[Figure content listings]
⟨

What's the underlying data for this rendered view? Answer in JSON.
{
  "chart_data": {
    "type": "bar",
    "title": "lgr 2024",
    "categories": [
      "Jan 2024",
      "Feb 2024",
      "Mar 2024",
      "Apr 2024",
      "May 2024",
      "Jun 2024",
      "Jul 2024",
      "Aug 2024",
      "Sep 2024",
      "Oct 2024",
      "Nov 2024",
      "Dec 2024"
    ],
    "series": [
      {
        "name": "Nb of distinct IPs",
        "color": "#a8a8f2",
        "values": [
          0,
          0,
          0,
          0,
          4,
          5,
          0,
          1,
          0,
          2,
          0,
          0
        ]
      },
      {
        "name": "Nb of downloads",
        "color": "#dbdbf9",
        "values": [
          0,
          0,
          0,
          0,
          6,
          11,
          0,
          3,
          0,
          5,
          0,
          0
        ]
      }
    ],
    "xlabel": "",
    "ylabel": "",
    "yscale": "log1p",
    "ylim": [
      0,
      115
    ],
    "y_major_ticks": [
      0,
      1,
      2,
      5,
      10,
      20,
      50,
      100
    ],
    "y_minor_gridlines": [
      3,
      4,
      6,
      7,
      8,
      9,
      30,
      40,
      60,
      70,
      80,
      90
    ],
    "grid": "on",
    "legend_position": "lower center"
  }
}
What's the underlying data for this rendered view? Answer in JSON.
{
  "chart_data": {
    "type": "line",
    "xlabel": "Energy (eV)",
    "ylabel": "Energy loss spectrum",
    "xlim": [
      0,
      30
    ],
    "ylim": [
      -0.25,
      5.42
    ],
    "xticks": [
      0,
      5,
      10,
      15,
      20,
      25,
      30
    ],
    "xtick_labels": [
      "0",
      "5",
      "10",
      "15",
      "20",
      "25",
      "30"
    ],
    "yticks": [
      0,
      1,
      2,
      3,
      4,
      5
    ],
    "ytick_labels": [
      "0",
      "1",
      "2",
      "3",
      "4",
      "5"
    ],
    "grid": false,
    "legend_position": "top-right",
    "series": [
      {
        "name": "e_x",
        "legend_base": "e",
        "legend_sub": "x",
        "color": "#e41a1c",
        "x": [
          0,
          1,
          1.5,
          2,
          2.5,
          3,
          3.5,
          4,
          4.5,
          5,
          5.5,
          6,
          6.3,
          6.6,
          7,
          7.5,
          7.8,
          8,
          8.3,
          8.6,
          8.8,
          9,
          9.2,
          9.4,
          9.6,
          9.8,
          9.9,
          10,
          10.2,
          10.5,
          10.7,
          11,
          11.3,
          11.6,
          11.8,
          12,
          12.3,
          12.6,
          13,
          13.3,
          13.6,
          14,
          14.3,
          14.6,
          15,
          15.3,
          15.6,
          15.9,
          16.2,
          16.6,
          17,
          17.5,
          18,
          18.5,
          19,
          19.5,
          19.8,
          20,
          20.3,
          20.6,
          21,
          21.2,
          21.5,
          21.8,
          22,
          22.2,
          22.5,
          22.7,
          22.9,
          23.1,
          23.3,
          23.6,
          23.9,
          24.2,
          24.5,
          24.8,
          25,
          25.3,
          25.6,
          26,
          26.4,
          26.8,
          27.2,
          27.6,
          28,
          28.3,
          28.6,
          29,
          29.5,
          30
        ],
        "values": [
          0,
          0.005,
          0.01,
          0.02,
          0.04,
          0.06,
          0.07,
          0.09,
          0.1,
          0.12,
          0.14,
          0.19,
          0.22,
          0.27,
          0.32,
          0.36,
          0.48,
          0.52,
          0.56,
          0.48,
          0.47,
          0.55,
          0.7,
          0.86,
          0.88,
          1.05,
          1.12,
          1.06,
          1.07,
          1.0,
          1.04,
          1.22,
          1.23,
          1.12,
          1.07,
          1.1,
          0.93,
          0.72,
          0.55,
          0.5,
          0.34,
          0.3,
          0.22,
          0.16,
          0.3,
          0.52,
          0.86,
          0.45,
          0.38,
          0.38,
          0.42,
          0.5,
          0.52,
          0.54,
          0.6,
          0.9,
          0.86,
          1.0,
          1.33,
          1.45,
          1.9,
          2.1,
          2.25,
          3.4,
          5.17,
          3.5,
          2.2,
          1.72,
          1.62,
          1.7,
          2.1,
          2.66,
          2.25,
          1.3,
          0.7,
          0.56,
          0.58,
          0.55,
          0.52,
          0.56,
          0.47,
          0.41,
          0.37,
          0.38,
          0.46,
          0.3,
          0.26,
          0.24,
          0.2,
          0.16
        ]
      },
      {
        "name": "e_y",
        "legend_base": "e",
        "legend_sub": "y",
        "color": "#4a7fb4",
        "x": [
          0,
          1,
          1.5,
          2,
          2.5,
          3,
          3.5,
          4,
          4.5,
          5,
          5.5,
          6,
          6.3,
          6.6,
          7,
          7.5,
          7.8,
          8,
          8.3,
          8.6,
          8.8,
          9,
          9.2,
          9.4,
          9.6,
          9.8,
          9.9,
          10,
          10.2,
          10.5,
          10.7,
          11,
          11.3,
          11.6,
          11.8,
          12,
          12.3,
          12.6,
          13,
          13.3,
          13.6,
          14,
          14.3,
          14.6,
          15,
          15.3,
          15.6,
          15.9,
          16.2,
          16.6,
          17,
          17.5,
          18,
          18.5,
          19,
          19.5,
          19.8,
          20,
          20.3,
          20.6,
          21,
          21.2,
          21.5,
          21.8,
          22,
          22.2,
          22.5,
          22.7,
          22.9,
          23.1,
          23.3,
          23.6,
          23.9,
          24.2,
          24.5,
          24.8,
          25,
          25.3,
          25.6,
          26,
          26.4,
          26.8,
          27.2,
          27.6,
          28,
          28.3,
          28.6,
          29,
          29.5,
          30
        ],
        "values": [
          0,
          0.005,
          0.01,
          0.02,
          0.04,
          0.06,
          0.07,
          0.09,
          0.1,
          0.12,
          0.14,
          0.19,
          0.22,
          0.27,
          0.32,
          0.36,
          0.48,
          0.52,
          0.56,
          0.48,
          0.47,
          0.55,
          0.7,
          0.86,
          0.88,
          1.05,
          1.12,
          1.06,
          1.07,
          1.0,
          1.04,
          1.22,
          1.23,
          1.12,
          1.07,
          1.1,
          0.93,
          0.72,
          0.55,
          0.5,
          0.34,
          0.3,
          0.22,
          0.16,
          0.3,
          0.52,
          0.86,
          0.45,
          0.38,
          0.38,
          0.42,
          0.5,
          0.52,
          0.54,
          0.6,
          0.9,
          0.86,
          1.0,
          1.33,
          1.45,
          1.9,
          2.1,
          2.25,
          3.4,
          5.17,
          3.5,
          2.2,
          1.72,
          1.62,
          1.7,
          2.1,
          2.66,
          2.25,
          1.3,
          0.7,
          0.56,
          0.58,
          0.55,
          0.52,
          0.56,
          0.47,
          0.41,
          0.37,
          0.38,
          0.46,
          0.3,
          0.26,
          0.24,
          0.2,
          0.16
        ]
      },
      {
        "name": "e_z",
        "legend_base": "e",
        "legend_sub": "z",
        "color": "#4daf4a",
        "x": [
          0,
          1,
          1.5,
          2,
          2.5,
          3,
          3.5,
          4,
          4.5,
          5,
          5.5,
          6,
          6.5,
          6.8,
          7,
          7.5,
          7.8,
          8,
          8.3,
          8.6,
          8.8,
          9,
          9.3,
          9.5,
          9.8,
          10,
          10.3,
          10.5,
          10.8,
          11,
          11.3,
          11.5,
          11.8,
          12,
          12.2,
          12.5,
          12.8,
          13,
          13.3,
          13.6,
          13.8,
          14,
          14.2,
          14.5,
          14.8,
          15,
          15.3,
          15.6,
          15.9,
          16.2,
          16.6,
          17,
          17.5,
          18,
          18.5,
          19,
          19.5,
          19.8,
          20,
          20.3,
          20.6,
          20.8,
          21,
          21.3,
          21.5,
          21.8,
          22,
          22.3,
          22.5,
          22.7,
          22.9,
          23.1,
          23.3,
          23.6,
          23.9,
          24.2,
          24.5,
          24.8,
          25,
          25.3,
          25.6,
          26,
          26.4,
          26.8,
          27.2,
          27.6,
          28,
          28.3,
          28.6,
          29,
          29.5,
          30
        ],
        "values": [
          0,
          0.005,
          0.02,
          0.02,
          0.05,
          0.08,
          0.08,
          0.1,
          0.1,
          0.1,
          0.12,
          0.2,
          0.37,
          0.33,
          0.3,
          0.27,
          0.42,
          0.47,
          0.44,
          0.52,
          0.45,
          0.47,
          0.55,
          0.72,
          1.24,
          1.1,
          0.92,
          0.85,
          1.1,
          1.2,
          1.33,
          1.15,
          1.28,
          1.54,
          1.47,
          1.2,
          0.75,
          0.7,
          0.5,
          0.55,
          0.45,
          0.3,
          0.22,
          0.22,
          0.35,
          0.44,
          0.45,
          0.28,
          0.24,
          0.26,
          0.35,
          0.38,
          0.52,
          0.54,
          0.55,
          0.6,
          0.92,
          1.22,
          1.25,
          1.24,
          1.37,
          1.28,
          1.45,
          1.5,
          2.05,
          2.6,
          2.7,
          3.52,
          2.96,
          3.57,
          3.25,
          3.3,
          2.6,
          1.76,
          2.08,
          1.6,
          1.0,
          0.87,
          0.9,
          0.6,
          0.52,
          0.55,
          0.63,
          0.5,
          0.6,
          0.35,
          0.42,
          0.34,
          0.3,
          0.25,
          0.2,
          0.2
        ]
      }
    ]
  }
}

⟩

Find out how many lines in the listing contain the string "ylabel". Give the number alone.

*Task response*: 2